>> START Stored records

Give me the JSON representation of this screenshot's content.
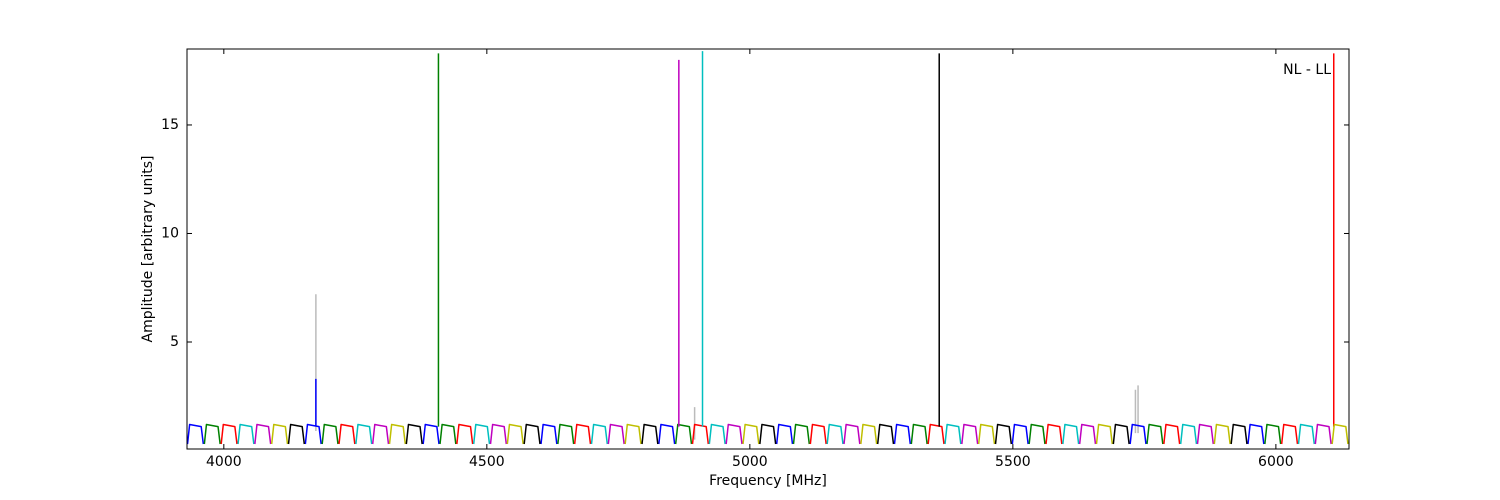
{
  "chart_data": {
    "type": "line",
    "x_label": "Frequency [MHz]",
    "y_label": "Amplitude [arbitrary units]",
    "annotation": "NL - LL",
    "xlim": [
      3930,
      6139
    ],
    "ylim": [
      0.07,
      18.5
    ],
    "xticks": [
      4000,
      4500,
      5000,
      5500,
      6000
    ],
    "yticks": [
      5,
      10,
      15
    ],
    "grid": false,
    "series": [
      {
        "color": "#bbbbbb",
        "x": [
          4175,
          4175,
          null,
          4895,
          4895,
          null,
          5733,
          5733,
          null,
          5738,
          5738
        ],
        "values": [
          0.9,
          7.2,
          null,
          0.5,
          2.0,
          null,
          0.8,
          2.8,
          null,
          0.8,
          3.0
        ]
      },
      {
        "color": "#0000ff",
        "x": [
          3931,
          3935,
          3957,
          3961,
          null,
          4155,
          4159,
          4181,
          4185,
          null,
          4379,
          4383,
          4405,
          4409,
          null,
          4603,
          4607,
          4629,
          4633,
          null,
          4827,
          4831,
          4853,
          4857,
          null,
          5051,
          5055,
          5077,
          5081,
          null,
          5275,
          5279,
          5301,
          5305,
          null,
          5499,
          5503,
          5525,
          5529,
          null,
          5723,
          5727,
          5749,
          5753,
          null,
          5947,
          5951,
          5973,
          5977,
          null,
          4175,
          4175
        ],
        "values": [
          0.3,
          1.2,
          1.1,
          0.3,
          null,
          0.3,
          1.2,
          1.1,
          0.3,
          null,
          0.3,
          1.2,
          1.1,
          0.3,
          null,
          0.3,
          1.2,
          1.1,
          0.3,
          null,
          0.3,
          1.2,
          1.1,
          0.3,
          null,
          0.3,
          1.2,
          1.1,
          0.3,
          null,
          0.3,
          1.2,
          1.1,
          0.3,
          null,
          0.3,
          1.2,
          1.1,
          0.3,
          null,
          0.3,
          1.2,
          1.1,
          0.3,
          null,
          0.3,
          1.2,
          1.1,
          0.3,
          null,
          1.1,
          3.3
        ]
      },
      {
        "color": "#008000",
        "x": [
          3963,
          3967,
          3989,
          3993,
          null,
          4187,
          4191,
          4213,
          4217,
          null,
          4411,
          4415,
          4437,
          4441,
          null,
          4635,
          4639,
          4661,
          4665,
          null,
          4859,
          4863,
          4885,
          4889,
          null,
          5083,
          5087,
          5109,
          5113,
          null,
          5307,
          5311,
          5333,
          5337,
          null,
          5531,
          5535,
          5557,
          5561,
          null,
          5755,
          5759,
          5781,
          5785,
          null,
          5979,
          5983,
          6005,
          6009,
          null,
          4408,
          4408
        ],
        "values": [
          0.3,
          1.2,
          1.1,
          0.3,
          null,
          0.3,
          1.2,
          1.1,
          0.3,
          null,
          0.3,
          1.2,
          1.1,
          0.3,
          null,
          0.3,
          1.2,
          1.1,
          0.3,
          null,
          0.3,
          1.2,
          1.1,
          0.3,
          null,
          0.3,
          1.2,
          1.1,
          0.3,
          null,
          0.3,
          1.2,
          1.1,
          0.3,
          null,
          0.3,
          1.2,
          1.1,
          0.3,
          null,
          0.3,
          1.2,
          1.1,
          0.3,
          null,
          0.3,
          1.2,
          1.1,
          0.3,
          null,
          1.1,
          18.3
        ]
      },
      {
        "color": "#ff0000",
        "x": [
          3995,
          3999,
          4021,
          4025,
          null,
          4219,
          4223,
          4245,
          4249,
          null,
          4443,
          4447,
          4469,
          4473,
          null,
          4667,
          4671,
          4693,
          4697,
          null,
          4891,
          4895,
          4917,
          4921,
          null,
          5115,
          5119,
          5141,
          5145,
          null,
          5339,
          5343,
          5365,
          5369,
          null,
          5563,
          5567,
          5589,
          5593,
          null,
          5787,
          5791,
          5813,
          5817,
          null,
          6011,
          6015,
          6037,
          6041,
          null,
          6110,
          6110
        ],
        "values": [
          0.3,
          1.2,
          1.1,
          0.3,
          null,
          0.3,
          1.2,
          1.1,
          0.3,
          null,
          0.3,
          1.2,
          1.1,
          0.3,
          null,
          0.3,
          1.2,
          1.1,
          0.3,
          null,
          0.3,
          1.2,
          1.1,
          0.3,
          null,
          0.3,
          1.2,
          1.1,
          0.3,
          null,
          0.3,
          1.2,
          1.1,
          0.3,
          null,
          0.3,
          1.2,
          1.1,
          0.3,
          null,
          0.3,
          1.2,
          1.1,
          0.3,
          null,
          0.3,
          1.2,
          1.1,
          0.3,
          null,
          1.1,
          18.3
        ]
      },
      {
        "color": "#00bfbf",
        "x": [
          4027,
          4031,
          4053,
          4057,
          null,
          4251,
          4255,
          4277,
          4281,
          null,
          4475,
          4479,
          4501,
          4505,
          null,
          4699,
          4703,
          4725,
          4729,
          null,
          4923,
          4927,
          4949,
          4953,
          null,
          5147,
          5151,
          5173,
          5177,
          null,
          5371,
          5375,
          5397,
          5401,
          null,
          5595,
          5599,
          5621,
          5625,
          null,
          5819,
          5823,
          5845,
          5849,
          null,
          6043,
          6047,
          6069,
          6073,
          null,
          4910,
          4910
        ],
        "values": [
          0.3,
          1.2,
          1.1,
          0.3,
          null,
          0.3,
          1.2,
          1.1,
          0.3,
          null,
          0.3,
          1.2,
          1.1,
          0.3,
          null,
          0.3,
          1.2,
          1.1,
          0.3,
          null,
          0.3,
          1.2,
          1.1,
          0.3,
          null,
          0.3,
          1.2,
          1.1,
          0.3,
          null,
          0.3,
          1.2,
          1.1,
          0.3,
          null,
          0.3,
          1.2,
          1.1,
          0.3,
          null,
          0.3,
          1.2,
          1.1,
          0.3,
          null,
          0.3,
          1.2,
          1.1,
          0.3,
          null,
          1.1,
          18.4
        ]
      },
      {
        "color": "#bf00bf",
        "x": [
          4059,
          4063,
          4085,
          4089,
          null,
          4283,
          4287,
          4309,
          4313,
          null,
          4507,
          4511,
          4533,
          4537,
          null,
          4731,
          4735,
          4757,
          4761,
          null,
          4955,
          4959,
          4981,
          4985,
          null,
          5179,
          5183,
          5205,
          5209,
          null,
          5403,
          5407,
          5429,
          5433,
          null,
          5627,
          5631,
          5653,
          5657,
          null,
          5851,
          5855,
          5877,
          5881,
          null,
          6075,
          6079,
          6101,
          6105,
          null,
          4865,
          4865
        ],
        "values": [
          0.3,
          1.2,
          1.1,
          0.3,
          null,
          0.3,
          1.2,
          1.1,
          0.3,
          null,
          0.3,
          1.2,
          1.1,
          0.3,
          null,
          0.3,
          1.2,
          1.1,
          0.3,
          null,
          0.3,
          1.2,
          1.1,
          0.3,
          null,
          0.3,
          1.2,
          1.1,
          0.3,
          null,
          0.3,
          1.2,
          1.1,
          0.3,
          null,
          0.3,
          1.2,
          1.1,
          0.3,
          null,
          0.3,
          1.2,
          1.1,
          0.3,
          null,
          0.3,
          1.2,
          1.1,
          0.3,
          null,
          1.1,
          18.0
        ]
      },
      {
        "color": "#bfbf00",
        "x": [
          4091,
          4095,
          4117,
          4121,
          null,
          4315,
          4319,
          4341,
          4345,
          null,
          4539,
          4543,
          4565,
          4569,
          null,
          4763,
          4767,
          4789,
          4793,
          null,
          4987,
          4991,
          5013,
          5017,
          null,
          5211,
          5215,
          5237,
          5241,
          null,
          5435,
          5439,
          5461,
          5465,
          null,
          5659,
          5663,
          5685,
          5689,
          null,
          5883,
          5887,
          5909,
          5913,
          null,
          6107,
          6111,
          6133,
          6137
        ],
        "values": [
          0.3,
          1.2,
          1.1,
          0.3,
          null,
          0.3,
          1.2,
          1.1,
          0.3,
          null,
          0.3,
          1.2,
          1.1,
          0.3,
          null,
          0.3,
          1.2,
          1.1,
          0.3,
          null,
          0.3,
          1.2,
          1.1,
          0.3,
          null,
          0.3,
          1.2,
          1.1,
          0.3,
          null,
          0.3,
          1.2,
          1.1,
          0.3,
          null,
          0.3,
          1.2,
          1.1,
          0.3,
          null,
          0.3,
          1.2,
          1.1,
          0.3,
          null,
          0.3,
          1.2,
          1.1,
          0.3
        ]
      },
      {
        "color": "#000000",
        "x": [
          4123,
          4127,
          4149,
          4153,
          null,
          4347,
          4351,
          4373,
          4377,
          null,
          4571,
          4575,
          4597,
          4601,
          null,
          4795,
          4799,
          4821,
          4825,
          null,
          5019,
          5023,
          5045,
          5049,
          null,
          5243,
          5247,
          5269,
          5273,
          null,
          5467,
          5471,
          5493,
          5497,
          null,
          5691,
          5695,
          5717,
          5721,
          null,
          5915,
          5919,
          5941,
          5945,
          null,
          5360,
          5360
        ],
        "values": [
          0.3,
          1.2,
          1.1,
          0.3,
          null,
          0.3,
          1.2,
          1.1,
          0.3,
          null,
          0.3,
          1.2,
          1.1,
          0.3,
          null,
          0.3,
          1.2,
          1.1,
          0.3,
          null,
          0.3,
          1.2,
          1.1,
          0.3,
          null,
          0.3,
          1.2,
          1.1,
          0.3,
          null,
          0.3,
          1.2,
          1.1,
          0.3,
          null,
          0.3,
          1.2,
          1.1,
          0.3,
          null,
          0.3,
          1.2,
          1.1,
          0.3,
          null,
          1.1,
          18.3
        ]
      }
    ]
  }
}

>> END Stored records

What is required – Search the entries for the string "color" and collect each line that has it.

The completed task –
        "color": "#bbbbbb",
        "color": "#0000ff",
        "color": "#008000",
        "color": "#ff0000",
        "color": "#00bfbf",
        "color": "#bf00bf",
        "color": "#bfbf00",
        "color": "#000000",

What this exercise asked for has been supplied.